• **EXERCISE**:
Check each line of the records below for the word "Рязани" and copy those where it appears.

• **INPUT MATERIAL**:
--- Begin ---

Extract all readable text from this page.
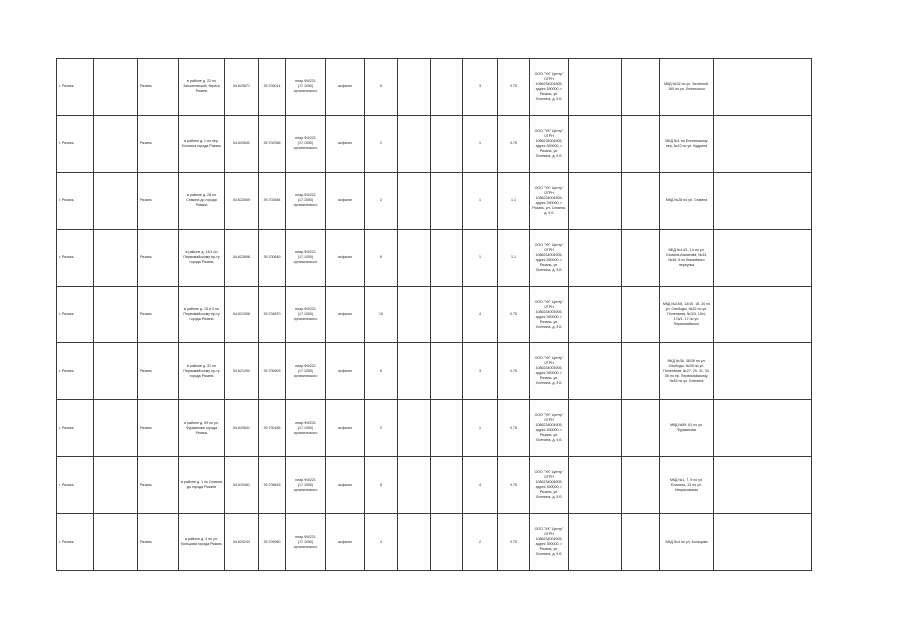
г. Рязань		Рязань	в районе д. 22 по Заочиновской, берега Рязань	54.620871	39.709014	neap.Ф4/221 (17.1050) органического	асфальт	6			3	0.75	ООО "УК" Центр" ОГРН 1086234004905, адрес 390000, г. Рязань, ул. Есенина, д. 5 Б			МКД №32 по ул. Затинной, 160 по ул. Ленинского	
г. Рязань		Рязань	в районе д. 1 по пер. Есенина города Рязань	54.620642	39.702356	neap.Ф4/221 (17.1050) органического	асфальт	2			1	0.75	ООО "УК" Центр" ОГРН 1086234004905, адрес 390000, г. Рязань, ул. Есенина, д. 5 Б			МКД №1 по Есенинскому пер, №10 по ул. Кудрина	
г. Рязань		Рязань	в районе д. 28 по Семина до города Рязани	54.622659	39.702584	neap.Ф4/221 (17.1050) органического	асфальт	2			1	1.1	ООО "УК" Центр" ОГРН 1086234004905, адрес 390000, г. Рязань, ул. Семина, д. 5 Б			МКД №28 по ул. Семина	
г. Рязань		Рязань	в районе д. 14/1 по Первомайскому пр-ту города Рязань	54.623698	39.700649	neap.Ф4/221 (17.1050) органического	асфальт	6			1	1.1	ООО "УК" Центр" ОГРН 1086234004905, адрес 390000, г. Рязань, ул. Есенина, д. 5 Б			МКД №14/1, 14 по ул. Семина-Ахматова, №43, №45, 5 по Вишнёвого переулка	
г. Рязань		Рязань	в районе д. 15 и 3 по Первомайскому пр-ту города Рязань	54.621006	39.704870	neap.Ф4/221 (17.1050) органического	асфальт	10			4	0.75	ООО "УК" Центр" ОГРН 1086234004905, адрес 390000, г. Рязань, ул. Есенина, д. 5 Б			МКД №24/6, 14/10, 18, 20 по ул. Свободы, №52 по ул. Полетаева, №3/3, 15/4, 17а/1, 17 по ул. Первомайского	
г. Рязань		Рязань	в районе д. 31 по Первомайскому пр-ту города Рязань	54.621290	39.706909	neap.Ф4/221 (17.1050) органического	асфальт	6			3	0.75	ООО "УК" Центр" ОГРН 1086234004905, адрес 390000, г. Рязань, ул. Есенина, д. 5 Б			МКД №36, 36/38 по ул. Свободы, №28 по ул. Полетаева, №27, 29, 31, 33, 35 по пр. Первомайскому, №45 по ул. Есенина	
г. Рязань		Рязань	в районе д. 59 по ул. Фурманова города Рязань	54.620641	39.700185	neap.Ф4/221 (17.1050) органического	асфальт	2			1	0.75	ООО "УК" Центр" ОГРН 1086234004905, адрес 390000, г. Рязань, ул. Есенина, д. 5 Б			МКД №59, 61 по ул. Фурманова	
г. Рязань		Рязань	в районе д. 1 по Семина до города Рязани	54.619461	39.708618	neap.Ф4/221 (17.1050) органического	асфальт	8			4	0.75	ООО "УК" Центр" ОГРН 1086234004905, адрес 390000, г. Рязань, ул. Есенина, д. 5 Б			МКД №1, 7, 9 по ул. Есенина, 13 по ул. Некрасовская	
г. Рязань		Рязань	в районе д. 4 по ул. Кольцова города Рязань	54.620243	39.709950	neap.Ф4/221 (17.1050) органического	асфальт	4			2	0.75	ООО "УК" Центр" ОГРН 1086234004905, адрес 390000, г. Рязань, ул. Есенина, д. 5 Б			МКД №4 по ул. Кольцова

--- End ---

• **FULL RESPONSE**:
г. Рязань		Рязань	в районе д. 28 по Семина до города Рязани	54.622659	39.702584	neap.Ф4/221 (17.1050) органического	асфальт	2			1	1.1	ООО "УК" Центр" ОГРН 1086234004905, адрес 390000, г. Рязань, ул. Семина, д. 5 Б			МКД №28 по ул. Семина	
г. Рязань		Рязань	в районе д. 1 по Семина до города Рязани	54.619461	39.708618	neap.Ф4/221 (17.1050) органического	асфальт	8			4	0.75	ООО "УК" Центр" ОГРН 1086234004905, адрес 390000, г. Рязань, ул. Есенина, д. 5 Б			МКД №1, 7, 9 по ул. Есенина, 13 по ул. Некрасовская	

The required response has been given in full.